◆ **What to do**
Look at the entries below and reproduce them exactly.

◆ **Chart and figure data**
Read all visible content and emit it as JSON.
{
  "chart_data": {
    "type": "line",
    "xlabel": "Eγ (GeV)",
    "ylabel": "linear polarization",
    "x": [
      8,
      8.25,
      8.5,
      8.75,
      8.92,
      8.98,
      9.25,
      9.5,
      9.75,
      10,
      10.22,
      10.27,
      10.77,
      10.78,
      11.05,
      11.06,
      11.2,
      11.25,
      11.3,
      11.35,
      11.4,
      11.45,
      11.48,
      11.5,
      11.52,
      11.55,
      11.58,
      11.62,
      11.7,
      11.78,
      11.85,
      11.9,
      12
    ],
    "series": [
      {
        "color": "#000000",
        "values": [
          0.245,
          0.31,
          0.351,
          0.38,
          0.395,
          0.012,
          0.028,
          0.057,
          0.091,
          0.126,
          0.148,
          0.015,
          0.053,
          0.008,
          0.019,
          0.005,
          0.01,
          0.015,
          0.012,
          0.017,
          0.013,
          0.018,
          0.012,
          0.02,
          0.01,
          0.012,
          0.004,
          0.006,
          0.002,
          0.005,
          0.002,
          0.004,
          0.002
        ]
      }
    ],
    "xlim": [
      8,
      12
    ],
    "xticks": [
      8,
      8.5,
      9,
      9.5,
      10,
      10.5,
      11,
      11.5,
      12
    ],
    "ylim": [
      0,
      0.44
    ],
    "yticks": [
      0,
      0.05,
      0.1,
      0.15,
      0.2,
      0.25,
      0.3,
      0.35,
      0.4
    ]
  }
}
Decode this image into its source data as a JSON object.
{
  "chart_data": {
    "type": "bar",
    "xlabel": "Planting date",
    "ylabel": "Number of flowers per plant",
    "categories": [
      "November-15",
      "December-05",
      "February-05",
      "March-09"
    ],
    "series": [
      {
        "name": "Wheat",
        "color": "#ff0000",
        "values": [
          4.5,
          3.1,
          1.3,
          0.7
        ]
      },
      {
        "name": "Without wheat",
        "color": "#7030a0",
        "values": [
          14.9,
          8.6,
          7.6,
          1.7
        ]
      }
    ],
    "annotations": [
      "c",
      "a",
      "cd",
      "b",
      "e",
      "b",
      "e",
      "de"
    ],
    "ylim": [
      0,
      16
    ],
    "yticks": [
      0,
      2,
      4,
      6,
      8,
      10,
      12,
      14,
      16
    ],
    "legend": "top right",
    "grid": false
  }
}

◆ **Result of the exercise**
Read all visible content and emit it as JSON.
{
  "chart_data": {
    "type": "line",
    "xlabel": "Eγ (GeV)",
    "ylabel": "linear polarization",
    "x": [
      8,
      8.25,
      8.5,
      8.75,
      8.92,
      8.98,
      9.25,
      9.5,
      9.75,
      10,
      10.22,
      10.27,
      10.77,
      10.78,
      11.05,
      11.06,
      11.2,
      11.25,
      11.3,
      11.35,
      11.4,
      11.45,
      11.48,
      11.5,
      11.52,
      11.55,
      11.58,
      11.62,
      11.7,
      11.78,
      11.85,
      11.9,
      12
    ],
    "series": [
      {
        "color": "#000000",
        "values": [
          0.245,
          0.31,
          0.351,
          0.38,
          0.395,
          0.012,
          0.028,
          0.057,
          0.091,
          0.126,
          0.148,
          0.015,
          0.053,
          0.008,
          0.019,
          0.005,
          0.01,
          0.015,
          0.012,
          0.017,
          0.013,
          0.018,
          0.012,
          0.02,
          0.01,
          0.012,
          0.004,
          0.006,
          0.002,
          0.005,
          0.002,
          0.004,
          0.002
        ]
      }
    ],
    "xlim": [
      8,
      12
    ],
    "xticks": [
      8,
      8.5,
      9,
      9.5,
      10,
      10.5,
      11,
      11.5,
      12
    ],
    "ylim": [
      0,
      0.44
    ],
    "yticks": [
      0,
      0.05,
      0.1,
      0.15,
      0.2,
      0.25,
      0.3,
      0.35,
      0.4
    ]
  }
}
Decode this image into its source data as a JSON object.
{
  "chart_data": {
    "type": "bar",
    "xlabel": "Planting date",
    "ylabel": "Number of flowers per plant",
    "categories": [
      "November-15",
      "December-05",
      "February-05",
      "March-09"
    ],
    "series": [
      {
        "name": "Wheat",
        "color": "#ff0000",
        "values": [
          4.5,
          3.1,
          1.3,
          0.7
        ]
      },
      {
        "name": "Without wheat",
        "color": "#7030a0",
        "values": [
          14.9,
          8.6,
          7.6,
          1.7
        ]
      }
    ],
    "annotations": [
      "c",
      "a",
      "cd",
      "b",
      "e",
      "b",
      "e",
      "de"
    ],
    "ylim": [
      0,
      16
    ],
    "yticks": [
      0,
      2,
      4,
      6,
      8,
      10,
      12,
      14,
      16
    ],
    "legend": "top right",
    "grid": false
  }
}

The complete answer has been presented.